» **CONSIGNE ÉCRITE A**
D'après l'extrait fourni, en quelles années les dépressions ont-elles commencé aux États-Unis ?
» **CONSIGNE ÉCRITE B**
Indiquez si chacune des affirmations suivantes concorde avec l'extrait fourni, en répondant par oui ou non et en citant les mots décisifs du texte. (i) Le surplus de Clinton a été suivi par la récession de Bush. (ii) Lors de la dépression de 1837, le système adopté était celui de la monnaie souveraine. (iii) L'extrait cite des cas de dépression engendrée par un surplus du budget des ménages.

Les États-Unis ont également connu six périodes de dépression. Les dépressions commencèrent en 1819, 1837, 1857, 1873, 1893, et 1929. (Ne remarquez-vous rien ? Jetez un œil aux dates listées au-dessus.) À l’exception des surplus de Clinton, chaque réduction significative de la dette en cours fut suivie d’une dépression, et chaque dépression fut précédée par une réduction de dette significative. Le surplus de Clinton fut suivi par la récession de Bush, une euphorie spéculative, et maintenant l’effondrement dans lequel nous nous trouvons. Le jury délibère encore pour savoir si nous pourrions réussir à en faire une nouvelle grande dépression. Bien qu’on ne puisse jamais éluder la possibilité d’une coïncidence, sept surplus suivis par six dépressions et demi (avec encore quelque possibilité pour en faire la parfaite septième) devrait faire hausser quelques sourcils. Et, au passage, nos moins graves récessions ont presque toujours été précédées par des réductions du budget fédéral. Je ne connais aucun cas de dépression engendrée par un surplus du budget des ménages. »

— L. Randall Wray, traduction., source.

Cette histoire traverse divers systèmes monétaires (étalon or, étalon change or, monnaie souveraine) et on peut y constater le hiatus entre la nature irrévocablement néochartaliste de la monnaie de l'État et l'utilisation que l'État en fait dans le cas de la dépression de 1837 : non seulement les surplus budgétaires ont totalisé tous les déficits en 1835, mais le Trésor accumula encore deux années de surplus, jusqu'à la dépression de 1837. Cela s'explique par le fait que le système adopté était celui de l'étalon-or, donc, l'État pouvait épuiser son secteur privé à lui fournir inutilement de l'or, drainant la trésorerie du secteur privé, alors même qu'il n'y avait de risque futur de défaut étatique que par ce choix de l'or. Comme toujours, lorsque l'économie devient trop fragile, les agents économiques simples utilisateurs de la monnaie restreignent leurs dépenses de peur de faire faillite à leur tour, ce qui perpétue la dépression.

Dans le cas d'une monnaie souveraine (l'état ne s'est pas encombré d'un autre moyen de paiement définitif dans lequel sa monnaie est convertible à taux fixe et dont il n'est pas l'émetteur, c'est-à-dire dans lequel il s'est mis en position de faire éventuellement défaut), il n'aurait pas été possible d'arriver jusqu'en 1835, car la monnaie souveraine perdue (pièce de monnaie dans la nature, billet brûlé par Serge Gainsbourg) ou farouchement épargnée n'aurait pas pu être récupérée....

» **DONNÉES FOURNIES**
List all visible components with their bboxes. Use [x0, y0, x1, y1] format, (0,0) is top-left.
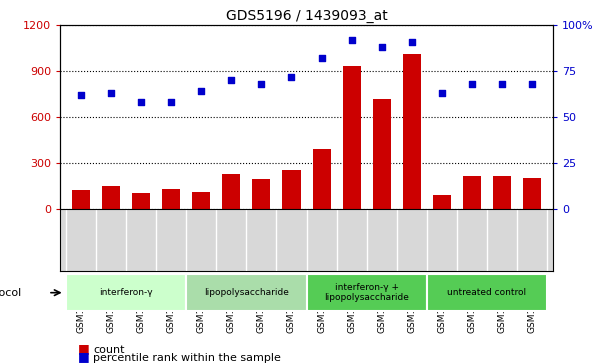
Bar: [162, 189, 180, 209]
Bar: [192, 192, 210, 209]
Bar: [343, 66, 361, 209]
Point: [437, 90, 447, 96]
Point: [467, 81, 477, 87]
Bar: [132, 192, 150, 209]
Point: [317, 56, 326, 61]
Bar: [373, 99, 391, 209]
Bar: [102, 187, 120, 209]
Text: protocol: protocol: [0, 288, 21, 298]
Point: [136, 99, 146, 105]
Bar: [463, 176, 481, 209]
Bar: [66, 274, 186, 311]
Point: [377, 45, 386, 50]
Bar: [186, 274, 307, 311]
Bar: [222, 174, 240, 209]
Point: [347, 37, 356, 43]
Point: [227, 77, 236, 83]
Bar: [72, 190, 90, 209]
Text: lipopolysaccharide: lipopolysaccharide: [204, 288, 289, 297]
Text: untreated control: untreated control: [447, 288, 526, 297]
Title: GDS5196 / 1439093_at: GDS5196 / 1439093_at: [225, 9, 388, 23]
Bar: [282, 170, 300, 209]
Bar: [427, 274, 547, 311]
Bar: [433, 195, 451, 209]
Text: interferon-γ +
lipopolysaccharide: interferon-γ + lipopolysaccharide: [324, 283, 409, 302]
Point: [197, 89, 206, 94]
Bar: [252, 179, 270, 209]
Point: [76, 92, 86, 98]
Text: ■: ■: [78, 350, 90, 363]
Point: [407, 39, 416, 45]
Point: [166, 99, 176, 105]
Text: count: count: [93, 345, 124, 355]
Point: [527, 81, 537, 87]
Bar: [313, 149, 331, 209]
Point: [287, 74, 296, 79]
Bar: [493, 176, 511, 209]
Bar: [523, 178, 541, 209]
Text: interferon-γ: interferon-γ: [99, 288, 153, 297]
Text: ■: ■: [78, 342, 90, 355]
Point: [497, 81, 507, 87]
Bar: [403, 54, 421, 209]
Text: percentile rank within the sample: percentile rank within the sample: [93, 353, 281, 363]
Point: [257, 81, 266, 87]
Point: [106, 90, 116, 96]
Bar: [307, 274, 427, 311]
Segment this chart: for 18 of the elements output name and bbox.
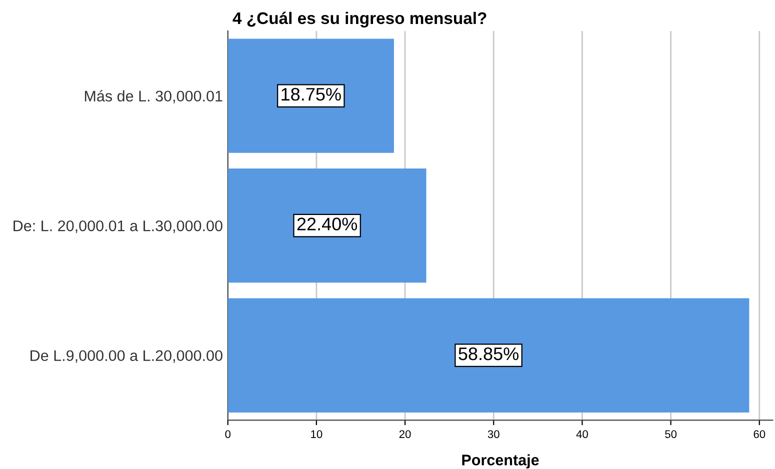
x-tick-label: 40 (576, 430, 588, 438)
x-tick-label: 60 (754, 430, 766, 438)
x-tick-label: 0 (225, 430, 231, 438)
x-axis-title: Porcentaje (462, 454, 539, 468)
data-label: 58.85% (458, 347, 519, 360)
x-tick-label: 20 (399, 430, 411, 438)
data-label: 22.40% (297, 218, 358, 230)
y-tick-label: De: L. 20,000.01 a L.30,000.00 (14, 220, 222, 234)
bar (228, 168, 426, 283)
x-tick-label: 30 (488, 430, 500, 438)
data-label: 18.75% (282, 88, 341, 101)
bar (228, 38, 394, 153)
bar (228, 298, 750, 412)
y-tick-label: De L.9,000.00 a L.20,000.00 (30, 350, 222, 363)
y-tick-label: Más de L. 30,000.01 (84, 90, 222, 104)
x-tick-label: 10 (311, 430, 322, 438)
x-tick-label: 50 (665, 430, 677, 438)
chart-title: 4 ¿Cuál es su ingreso mensual? (232, 12, 486, 28)
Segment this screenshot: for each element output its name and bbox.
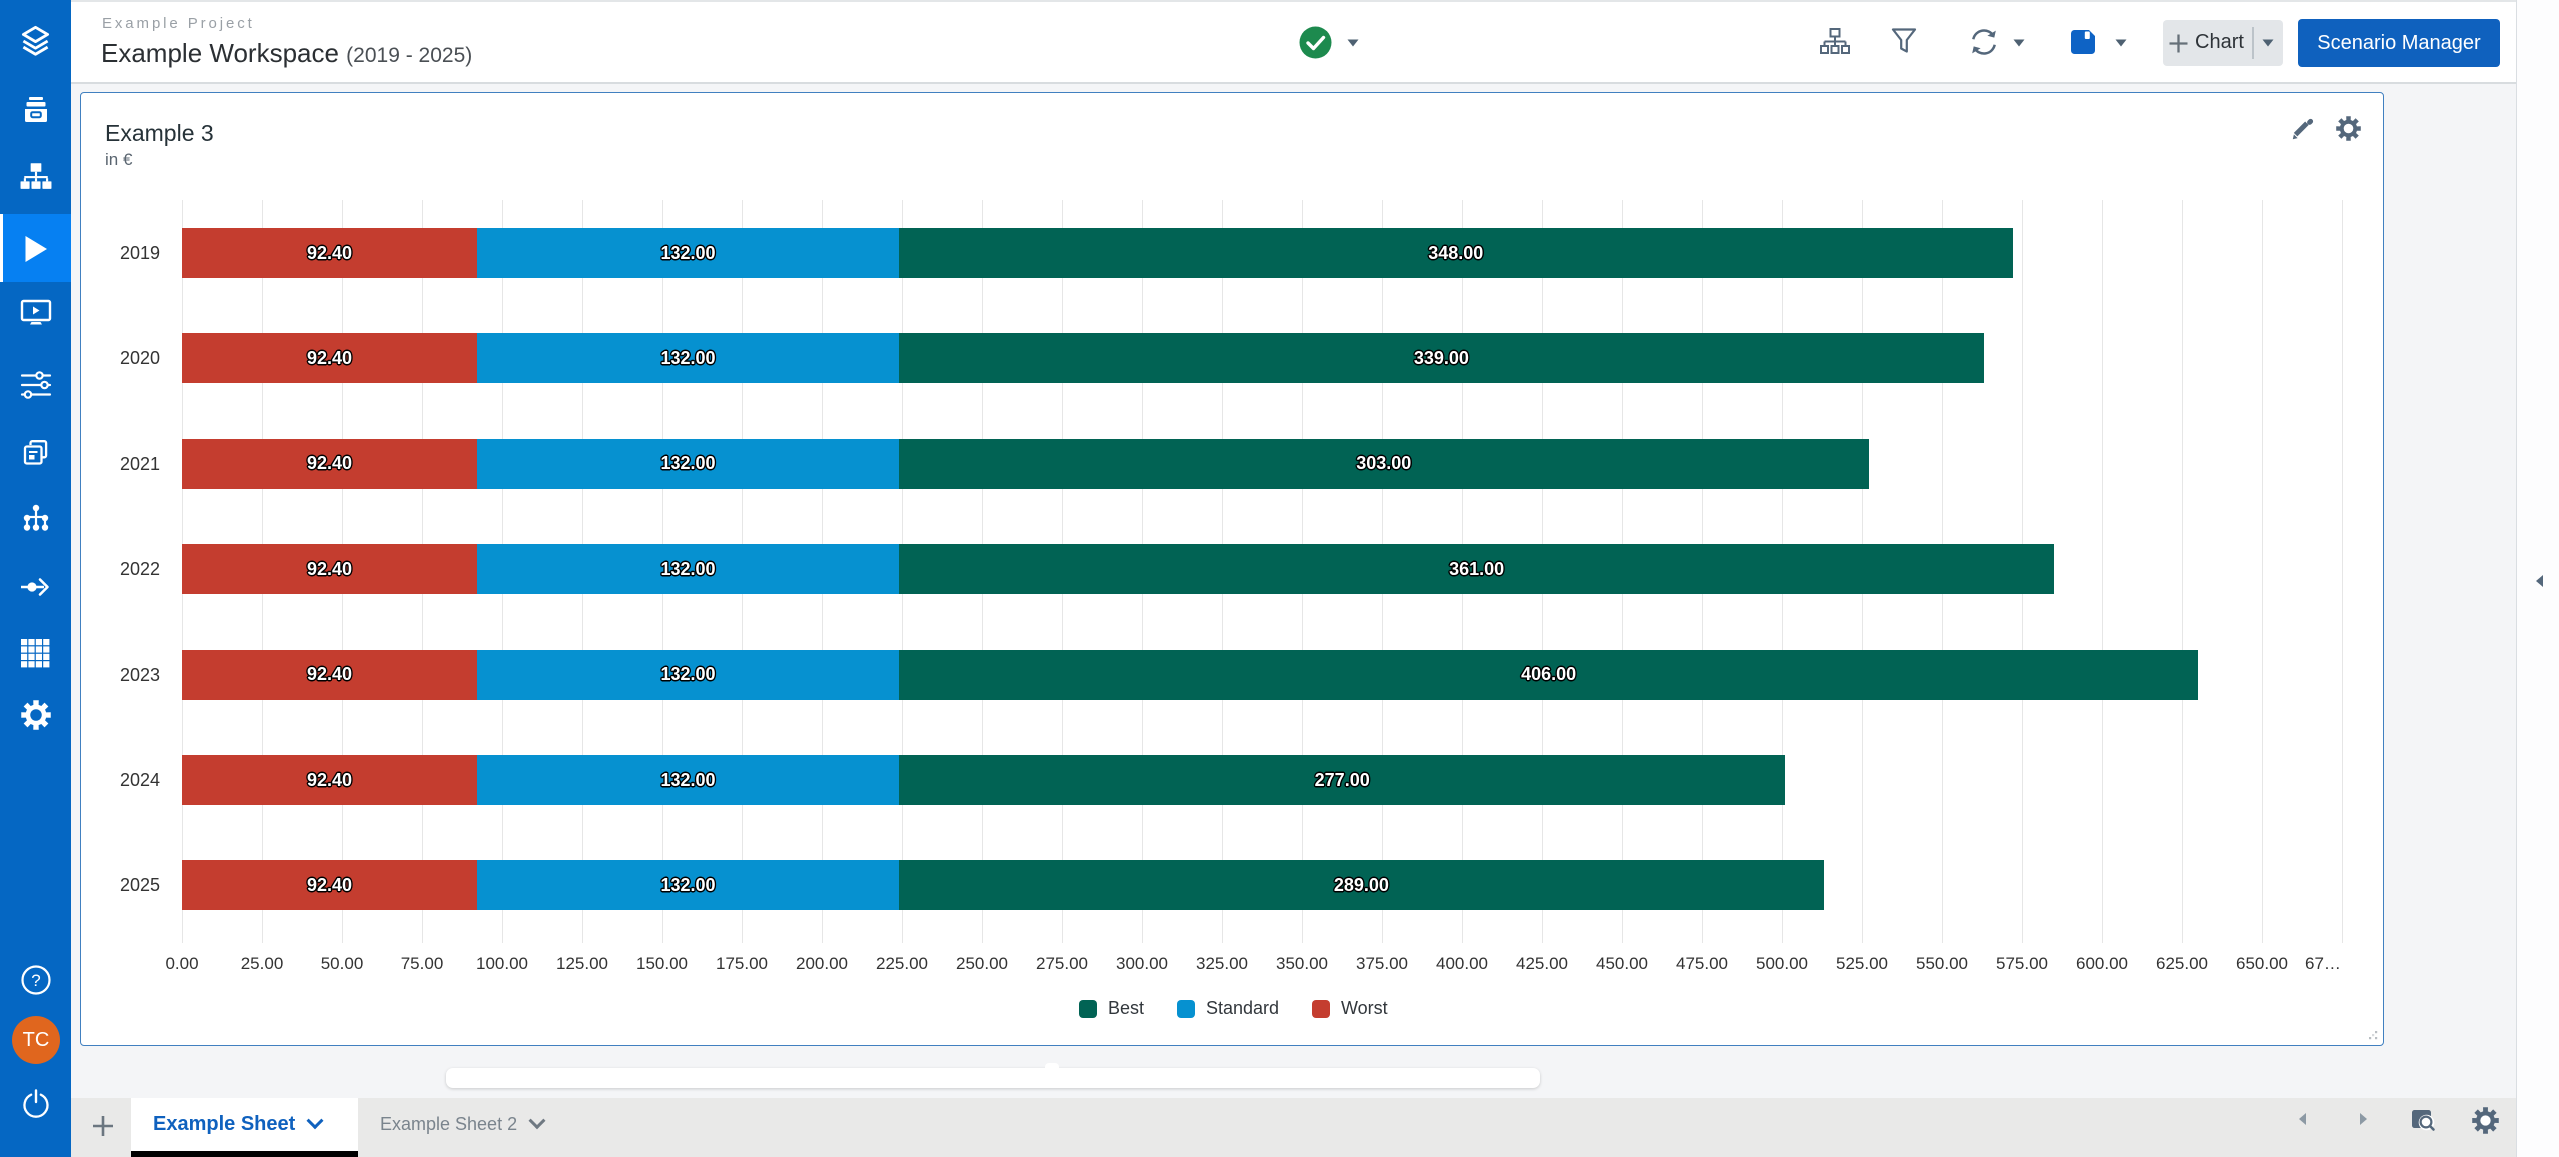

» **RÉPONSE RÉDIGÉE A**
Elles ont commencé en 1819, 1837, 1857, 1873, 1893 et 1929.

» **RÉPONSE RÉDIGÉE B**
(i) Oui : « Le surplus de Clinton fut suivi par la récession de Bush ».
(ii) Non : « le système adopté était celui de l'étalon-or ».
(iii) Non : « Je ne connais aucun cas de dépression engendrée par un surplus du budget des ménages. »